- What to work on -
State how many lines in these records contain the word "author", and nothing else.

- Stored rows -
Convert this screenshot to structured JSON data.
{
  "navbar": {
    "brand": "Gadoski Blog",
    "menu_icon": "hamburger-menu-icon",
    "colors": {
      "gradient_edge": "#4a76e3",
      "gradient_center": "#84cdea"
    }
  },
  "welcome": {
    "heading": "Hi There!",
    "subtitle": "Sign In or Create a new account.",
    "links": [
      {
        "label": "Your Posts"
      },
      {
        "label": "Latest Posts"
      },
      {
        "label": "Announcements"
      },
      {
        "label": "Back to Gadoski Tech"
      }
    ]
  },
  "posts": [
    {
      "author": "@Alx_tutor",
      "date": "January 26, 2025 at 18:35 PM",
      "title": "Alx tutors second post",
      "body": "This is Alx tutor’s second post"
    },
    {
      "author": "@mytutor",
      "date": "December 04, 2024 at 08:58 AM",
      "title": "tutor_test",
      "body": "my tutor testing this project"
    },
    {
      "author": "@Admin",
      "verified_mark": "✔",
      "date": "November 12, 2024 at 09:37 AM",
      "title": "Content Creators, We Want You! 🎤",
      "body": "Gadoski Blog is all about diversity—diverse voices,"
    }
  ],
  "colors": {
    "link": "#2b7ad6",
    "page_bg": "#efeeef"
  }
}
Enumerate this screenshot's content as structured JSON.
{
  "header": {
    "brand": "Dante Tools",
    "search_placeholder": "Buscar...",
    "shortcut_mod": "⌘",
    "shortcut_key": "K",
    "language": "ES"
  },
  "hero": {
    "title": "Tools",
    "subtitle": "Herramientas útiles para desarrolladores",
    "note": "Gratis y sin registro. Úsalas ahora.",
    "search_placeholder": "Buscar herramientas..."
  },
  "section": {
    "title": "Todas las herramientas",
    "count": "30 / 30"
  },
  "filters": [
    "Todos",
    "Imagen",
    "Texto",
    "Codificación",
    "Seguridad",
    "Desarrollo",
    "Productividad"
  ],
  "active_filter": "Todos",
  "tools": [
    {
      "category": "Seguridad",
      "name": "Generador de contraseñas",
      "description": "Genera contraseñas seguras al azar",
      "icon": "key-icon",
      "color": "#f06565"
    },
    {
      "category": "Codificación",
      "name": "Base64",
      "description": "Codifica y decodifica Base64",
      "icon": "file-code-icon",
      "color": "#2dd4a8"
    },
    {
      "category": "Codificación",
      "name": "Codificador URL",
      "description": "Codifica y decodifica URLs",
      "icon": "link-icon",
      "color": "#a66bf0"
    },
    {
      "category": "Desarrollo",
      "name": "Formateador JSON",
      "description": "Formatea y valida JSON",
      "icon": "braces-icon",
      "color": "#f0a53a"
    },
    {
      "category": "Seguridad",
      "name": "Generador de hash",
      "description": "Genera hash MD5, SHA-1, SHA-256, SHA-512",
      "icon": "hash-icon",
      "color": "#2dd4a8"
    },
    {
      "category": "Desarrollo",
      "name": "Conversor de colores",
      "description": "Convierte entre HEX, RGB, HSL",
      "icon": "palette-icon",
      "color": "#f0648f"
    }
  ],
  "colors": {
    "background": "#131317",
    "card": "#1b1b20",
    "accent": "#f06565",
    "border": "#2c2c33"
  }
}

- Right answer -
3